> Your objective: Copy out every record below exactly as written, but leave out any pictures.

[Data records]

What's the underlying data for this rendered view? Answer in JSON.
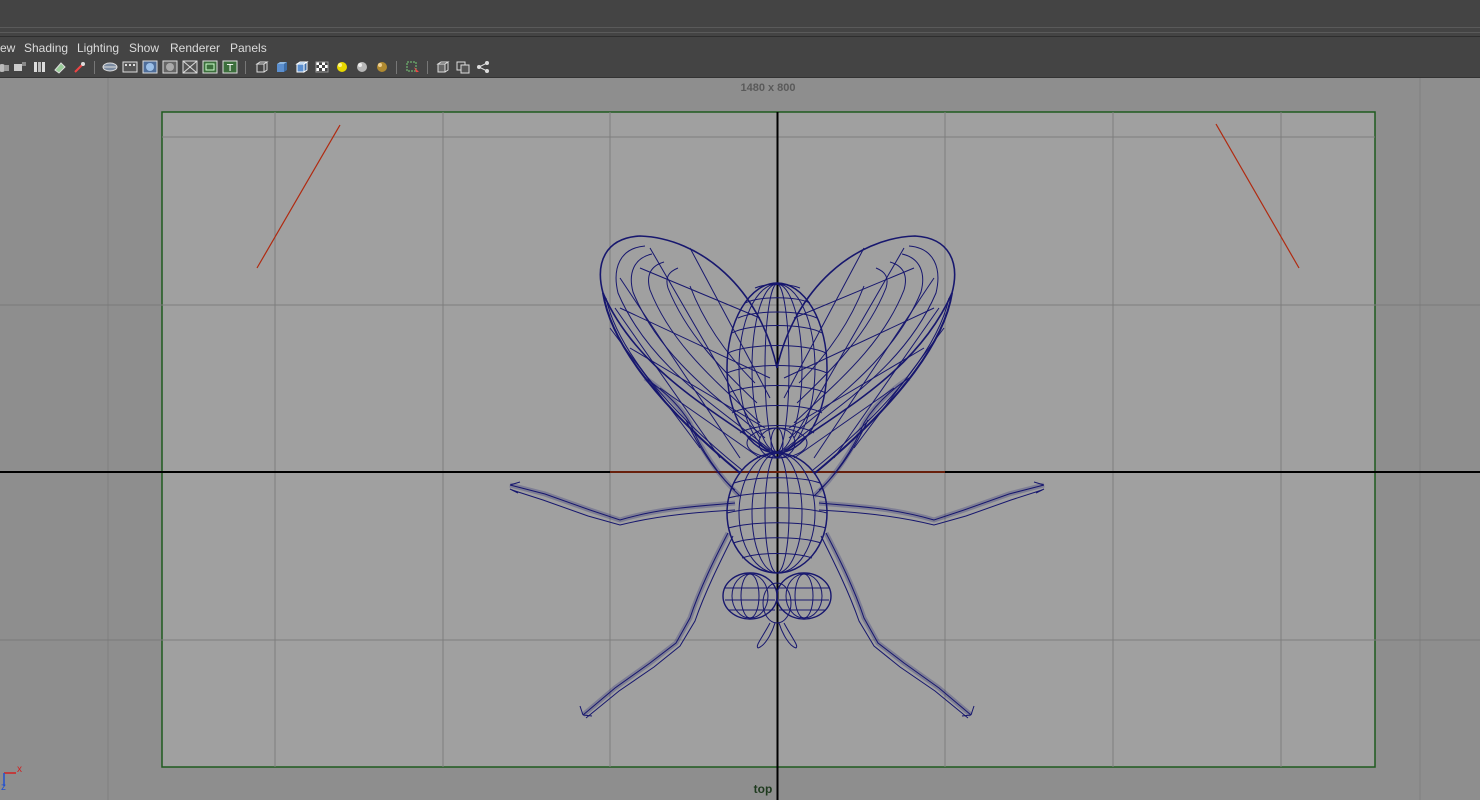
{
  "menu": {
    "items": [
      {
        "label": "ew"
      },
      {
        "label": "Shading"
      },
      {
        "label": "Lighting"
      },
      {
        "label": "Show"
      },
      {
        "label": "Renderer"
      },
      {
        "label": "Panels"
      }
    ]
  },
  "toolbar": {
    "icons": [
      "select-camera-icon",
      "camera-attributes-icon",
      "bookmarks-icon",
      "image-plane-icon",
      "two-d-pan-zoom-icon",
      "grease-pencil-icon",
      "grid-icon",
      "film-gate-icon",
      "resolution-gate-icon",
      "gate-mask-icon",
      "field-chart-icon",
      "safe-action-icon",
      "safe-title-icon",
      "wireframe-icon",
      "smooth-shade-icon",
      "wireframe-on-shaded-icon",
      "textured-icon",
      "use-all-lights-icon",
      "shadows-icon",
      "ambient-occlusion-icon",
      "isolate-select-icon",
      "xray-icon",
      "xray-active-icon",
      "xray-joints-icon"
    ]
  },
  "viewport": {
    "resolution_label": "1480 x 800",
    "camera_label": "top",
    "axis": {
      "x_label": "x",
      "z_label": "z"
    },
    "colors": {
      "background": "#8e8e8e",
      "gate_fill": "#a0a0a0",
      "gate_border": "#1f5a1f",
      "grid_line": "#7e7e7e",
      "axis_line": "#000000",
      "safe_marker": "#b02a10",
      "wireframe": "#17176e"
    },
    "model": {
      "type": "fly",
      "display": "wireframe"
    }
  }
}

> Solution:
What's the underlying data for this rendered view? Answer in JSON.
{
  "menu": {
    "items": [
      {
        "label": "ew"
      },
      {
        "label": "Shading"
      },
      {
        "label": "Lighting"
      },
      {
        "label": "Show"
      },
      {
        "label": "Renderer"
      },
      {
        "label": "Panels"
      }
    ]
  },
  "toolbar": {
    "icons": [
      "select-camera-icon",
      "camera-attributes-icon",
      "bookmarks-icon",
      "image-plane-icon",
      "two-d-pan-zoom-icon",
      "grease-pencil-icon",
      "grid-icon",
      "film-gate-icon",
      "resolution-gate-icon",
      "gate-mask-icon",
      "field-chart-icon",
      "safe-action-icon",
      "safe-title-icon",
      "wireframe-icon",
      "smooth-shade-icon",
      "wireframe-on-shaded-icon",
      "textured-icon",
      "use-all-lights-icon",
      "shadows-icon",
      "ambient-occlusion-icon",
      "isolate-select-icon",
      "xray-icon",
      "xray-active-icon",
      "xray-joints-icon"
    ]
  },
  "viewport": {
    "resolution_label": "1480 x 800",
    "camera_label": "top",
    "axis": {
      "x_label": "x",
      "z_label": "z"
    },
    "colors": {
      "background": "#8e8e8e",
      "gate_fill": "#a0a0a0",
      "gate_border": "#1f5a1f",
      "grid_line": "#7e7e7e",
      "axis_line": "#000000",
      "safe_marker": "#b02a10",
      "wireframe": "#17176e"
    },
    "model": {
      "type": "fly",
      "display": "wireframe"
    }
  }
}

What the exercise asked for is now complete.